**What is required**:
For the stretch of items from the line containing "new-price-label: 上新价 xyxy=(341,189,374,202)" through the line containing "quantity-stepper: − 1", change every "color-option" to "swatch" and give back only those lines, otherwise unchanged.

※ ※ ※

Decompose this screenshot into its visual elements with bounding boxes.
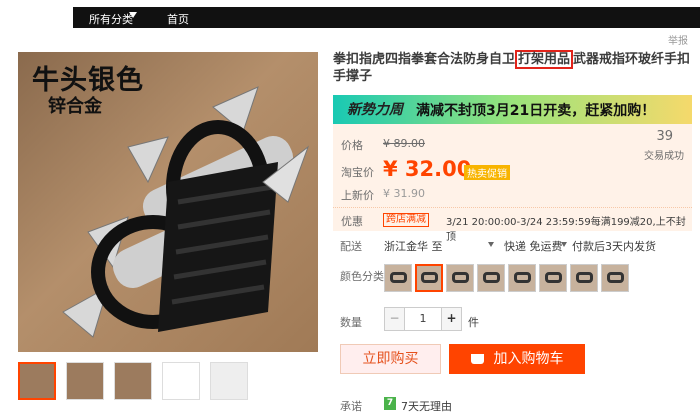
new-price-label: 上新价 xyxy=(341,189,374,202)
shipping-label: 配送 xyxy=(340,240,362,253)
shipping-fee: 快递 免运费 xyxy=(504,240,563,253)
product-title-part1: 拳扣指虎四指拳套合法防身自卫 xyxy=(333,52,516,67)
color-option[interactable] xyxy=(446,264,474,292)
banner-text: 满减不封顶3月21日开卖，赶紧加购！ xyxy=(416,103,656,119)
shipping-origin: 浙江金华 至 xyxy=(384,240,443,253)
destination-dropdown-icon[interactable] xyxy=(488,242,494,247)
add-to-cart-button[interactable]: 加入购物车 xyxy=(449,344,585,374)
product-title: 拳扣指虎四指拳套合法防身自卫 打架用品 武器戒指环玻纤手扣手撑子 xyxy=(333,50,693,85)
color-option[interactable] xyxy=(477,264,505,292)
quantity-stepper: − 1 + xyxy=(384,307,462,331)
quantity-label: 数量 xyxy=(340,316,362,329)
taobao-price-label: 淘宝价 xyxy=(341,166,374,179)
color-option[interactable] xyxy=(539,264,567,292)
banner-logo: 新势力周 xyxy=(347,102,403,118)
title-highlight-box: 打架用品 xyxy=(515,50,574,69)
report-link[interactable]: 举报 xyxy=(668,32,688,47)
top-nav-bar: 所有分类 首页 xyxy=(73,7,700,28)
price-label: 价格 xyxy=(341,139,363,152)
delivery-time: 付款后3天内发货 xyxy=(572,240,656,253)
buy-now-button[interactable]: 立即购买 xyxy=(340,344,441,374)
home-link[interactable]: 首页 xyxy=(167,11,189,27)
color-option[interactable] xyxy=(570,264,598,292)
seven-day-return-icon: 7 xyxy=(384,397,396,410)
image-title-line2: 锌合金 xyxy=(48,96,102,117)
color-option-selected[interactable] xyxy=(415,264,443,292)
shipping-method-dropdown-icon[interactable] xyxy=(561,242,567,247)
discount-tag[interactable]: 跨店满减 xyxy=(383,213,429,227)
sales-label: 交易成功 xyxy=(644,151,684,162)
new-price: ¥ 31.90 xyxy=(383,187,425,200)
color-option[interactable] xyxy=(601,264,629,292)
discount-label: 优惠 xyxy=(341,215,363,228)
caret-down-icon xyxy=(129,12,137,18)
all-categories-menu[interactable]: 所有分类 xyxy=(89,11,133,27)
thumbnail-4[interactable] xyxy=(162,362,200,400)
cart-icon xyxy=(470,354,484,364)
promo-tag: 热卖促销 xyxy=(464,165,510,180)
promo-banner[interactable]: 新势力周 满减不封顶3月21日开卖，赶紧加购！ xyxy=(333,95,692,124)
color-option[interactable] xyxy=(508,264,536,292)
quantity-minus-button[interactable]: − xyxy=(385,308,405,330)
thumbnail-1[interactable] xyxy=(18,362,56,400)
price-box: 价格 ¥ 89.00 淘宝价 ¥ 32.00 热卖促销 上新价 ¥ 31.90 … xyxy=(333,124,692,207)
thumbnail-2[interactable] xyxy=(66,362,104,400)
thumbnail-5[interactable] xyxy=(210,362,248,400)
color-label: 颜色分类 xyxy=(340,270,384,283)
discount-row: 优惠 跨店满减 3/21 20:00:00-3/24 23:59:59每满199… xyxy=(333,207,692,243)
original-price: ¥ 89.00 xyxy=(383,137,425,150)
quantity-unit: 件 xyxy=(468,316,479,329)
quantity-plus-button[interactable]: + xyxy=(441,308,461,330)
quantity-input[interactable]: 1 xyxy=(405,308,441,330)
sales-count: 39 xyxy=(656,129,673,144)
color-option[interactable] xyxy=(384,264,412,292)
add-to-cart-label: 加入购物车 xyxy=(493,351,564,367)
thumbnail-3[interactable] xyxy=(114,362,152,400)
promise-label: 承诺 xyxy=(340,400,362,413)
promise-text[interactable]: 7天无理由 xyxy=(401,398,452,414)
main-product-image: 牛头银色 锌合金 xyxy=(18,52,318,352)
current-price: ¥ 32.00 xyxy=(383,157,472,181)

※ ※ ※

**Task result**:
new-price-label: 上新价 xyxy=(341,189,374,202)
shipping-label: 配送 xyxy=(340,240,362,253)
shipping-fee: 快递 免运费 xyxy=(504,240,563,253)
product-title-part1: 拳扣指虎四指拳套合法防身自卫 xyxy=(333,52,516,67)
swatch[interactable] xyxy=(446,264,474,292)
banner-text: 满减不封顶3月21日开卖，赶紧加购！ xyxy=(416,103,656,119)
shipping-origin: 浙江金华 至 xyxy=(384,240,443,253)
destination-dropdown-icon[interactable] xyxy=(488,242,494,247)
add-to-cart-button[interactable]: 加入购物车 xyxy=(449,344,585,374)
product-title: 拳扣指虎四指拳套合法防身自卫 打架用品 武器戒指环玻纤手扣手撑子 xyxy=(333,50,693,85)
swatch[interactable] xyxy=(477,264,505,292)
quantity-stepper: − 1 + xyxy=(384,307,462,331)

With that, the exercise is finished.